» Stated task: Repeat the following material line for line, without changing a single character.

» Records for this task:
-- BEGIN --
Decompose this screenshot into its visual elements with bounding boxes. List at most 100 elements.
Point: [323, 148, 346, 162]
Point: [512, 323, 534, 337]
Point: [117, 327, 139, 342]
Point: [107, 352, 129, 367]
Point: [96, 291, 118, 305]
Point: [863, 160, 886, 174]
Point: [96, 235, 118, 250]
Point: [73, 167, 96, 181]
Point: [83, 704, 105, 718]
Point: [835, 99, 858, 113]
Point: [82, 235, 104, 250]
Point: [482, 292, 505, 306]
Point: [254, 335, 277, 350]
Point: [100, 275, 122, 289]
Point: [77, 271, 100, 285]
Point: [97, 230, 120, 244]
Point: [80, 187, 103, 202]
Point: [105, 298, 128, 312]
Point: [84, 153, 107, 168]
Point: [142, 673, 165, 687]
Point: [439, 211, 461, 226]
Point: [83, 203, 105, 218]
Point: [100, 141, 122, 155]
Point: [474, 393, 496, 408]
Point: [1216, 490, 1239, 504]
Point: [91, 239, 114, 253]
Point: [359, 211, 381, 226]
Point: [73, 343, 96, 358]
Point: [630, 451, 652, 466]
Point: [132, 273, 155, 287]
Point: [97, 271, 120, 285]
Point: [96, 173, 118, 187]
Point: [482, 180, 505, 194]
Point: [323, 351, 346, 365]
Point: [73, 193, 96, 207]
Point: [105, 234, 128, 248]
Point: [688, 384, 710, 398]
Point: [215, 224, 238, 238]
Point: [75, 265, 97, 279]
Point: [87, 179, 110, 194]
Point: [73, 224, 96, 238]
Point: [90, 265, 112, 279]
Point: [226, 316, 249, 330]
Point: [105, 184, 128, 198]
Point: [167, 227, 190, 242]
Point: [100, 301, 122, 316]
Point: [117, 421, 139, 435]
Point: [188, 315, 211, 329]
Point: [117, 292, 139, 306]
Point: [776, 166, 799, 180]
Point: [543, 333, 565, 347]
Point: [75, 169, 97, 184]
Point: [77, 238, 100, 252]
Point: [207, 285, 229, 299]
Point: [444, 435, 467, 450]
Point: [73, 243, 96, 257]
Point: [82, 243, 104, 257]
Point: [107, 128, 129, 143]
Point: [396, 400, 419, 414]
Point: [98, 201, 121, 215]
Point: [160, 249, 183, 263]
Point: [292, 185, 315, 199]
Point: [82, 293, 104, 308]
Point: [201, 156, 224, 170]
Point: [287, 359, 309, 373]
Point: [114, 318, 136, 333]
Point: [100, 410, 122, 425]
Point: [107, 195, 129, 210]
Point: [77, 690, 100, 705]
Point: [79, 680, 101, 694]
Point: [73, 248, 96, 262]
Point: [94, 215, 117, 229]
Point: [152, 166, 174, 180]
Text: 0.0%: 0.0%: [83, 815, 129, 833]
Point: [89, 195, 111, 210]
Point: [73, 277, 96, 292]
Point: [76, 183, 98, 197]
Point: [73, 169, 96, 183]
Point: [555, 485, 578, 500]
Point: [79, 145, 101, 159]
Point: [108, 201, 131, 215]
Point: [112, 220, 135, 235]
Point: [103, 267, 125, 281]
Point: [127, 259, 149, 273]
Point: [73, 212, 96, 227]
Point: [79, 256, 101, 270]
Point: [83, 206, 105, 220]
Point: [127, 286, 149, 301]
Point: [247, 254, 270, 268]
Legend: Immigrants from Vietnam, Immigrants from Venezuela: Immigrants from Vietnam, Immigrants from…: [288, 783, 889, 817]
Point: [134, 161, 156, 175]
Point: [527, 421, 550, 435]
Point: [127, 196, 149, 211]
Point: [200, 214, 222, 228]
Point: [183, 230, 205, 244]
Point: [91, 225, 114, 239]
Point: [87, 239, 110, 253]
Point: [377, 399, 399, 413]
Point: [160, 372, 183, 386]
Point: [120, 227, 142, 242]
-- END --
» Answer to this task:
Decompose this screenshot into its visual elements with bounding boxes. List at most 100 elements.
Point: [323, 148, 346, 162]
Point: [512, 323, 534, 337]
Point: [117, 327, 139, 342]
Point: [107, 352, 129, 367]
Point: [96, 291, 118, 305]
Point: [863, 160, 886, 174]
Point: [96, 235, 118, 250]
Point: [73, 167, 96, 181]
Point: [83, 704, 105, 718]
Point: [835, 99, 858, 113]
Point: [82, 235, 104, 250]
Point: [482, 292, 505, 306]
Point: [254, 335, 277, 350]
Point: [100, 275, 122, 289]
Point: [77, 271, 100, 285]
Point: [97, 230, 120, 244]
Point: [80, 187, 103, 202]
Point: [105, 298, 128, 312]
Point: [84, 153, 107, 168]
Point: [142, 673, 165, 687]
Point: [439, 211, 461, 226]
Point: [83, 203, 105, 218]
Point: [100, 141, 122, 155]
Point: [474, 393, 496, 408]
Point: [1216, 490, 1239, 504]
Point: [91, 239, 114, 253]
Point: [359, 211, 381, 226]
Point: [73, 343, 96, 358]
Point: [630, 451, 652, 466]
Point: [132, 273, 155, 287]
Point: [97, 271, 120, 285]
Point: [96, 173, 118, 187]
Point: [482, 180, 505, 194]
Point: [323, 351, 346, 365]
Point: [73, 193, 96, 207]
Point: [105, 234, 128, 248]
Point: [688, 384, 710, 398]
Point: [215, 224, 238, 238]
Point: [75, 265, 97, 279]
Point: [87, 179, 110, 194]
Point: [73, 224, 96, 238]
Point: [90, 265, 112, 279]
Point: [226, 316, 249, 330]
Point: [105, 184, 128, 198]
Point: [167, 227, 190, 242]
Point: [100, 301, 122, 316]
Point: [117, 421, 139, 435]
Point: [188, 315, 211, 329]
Point: [117, 292, 139, 306]
Point: [776, 166, 799, 180]
Point: [543, 333, 565, 347]
Point: [75, 169, 97, 184]
Point: [77, 238, 100, 252]
Point: [207, 285, 229, 299]
Point: [444, 435, 467, 450]
Point: [73, 243, 96, 257]
Point: [82, 243, 104, 257]
Point: [107, 128, 129, 143]
Point: [396, 400, 419, 414]
Point: [98, 201, 121, 215]
Point: [160, 249, 183, 263]
Point: [292, 185, 315, 199]
Point: [82, 293, 104, 308]
Point: [201, 156, 224, 170]
Point: [287, 359, 309, 373]
Point: [114, 318, 136, 333]
Point: [100, 410, 122, 425]
Point: [107, 195, 129, 210]
Point: [77, 690, 100, 705]
Point: [79, 680, 101, 694]
Point: [73, 248, 96, 262]
Point: [94, 215, 117, 229]
Point: [152, 166, 174, 180]
Text: 0.0%: 0.0%: [83, 815, 129, 833]
Point: [89, 195, 111, 210]
Point: [73, 277, 96, 292]
Point: [76, 183, 98, 197]
Point: [73, 169, 96, 183]
Point: [555, 485, 578, 500]
Point: [79, 145, 101, 159]
Point: [108, 201, 131, 215]
Point: [112, 220, 135, 235]
Point: [103, 267, 125, 281]
Point: [127, 259, 149, 273]
Point: [73, 212, 96, 227]
Point: [79, 256, 101, 270]
Point: [83, 206, 105, 220]
Point: [127, 286, 149, 301]
Point: [247, 254, 270, 268]
Legend: Immigrants from Vietnam, Immigrants from Venezuela: Immigrants from Vietnam, Immigrants from…: [288, 783, 889, 817]
Point: [134, 161, 156, 175]
Point: [527, 421, 550, 435]
Point: [127, 196, 149, 211]
Point: [200, 214, 222, 228]
Point: [183, 230, 205, 244]
Point: [91, 225, 114, 239]
Point: [87, 239, 110, 253]
Point: [377, 399, 399, 413]
Point: [160, 372, 183, 386]
Point: [120, 227, 142, 242]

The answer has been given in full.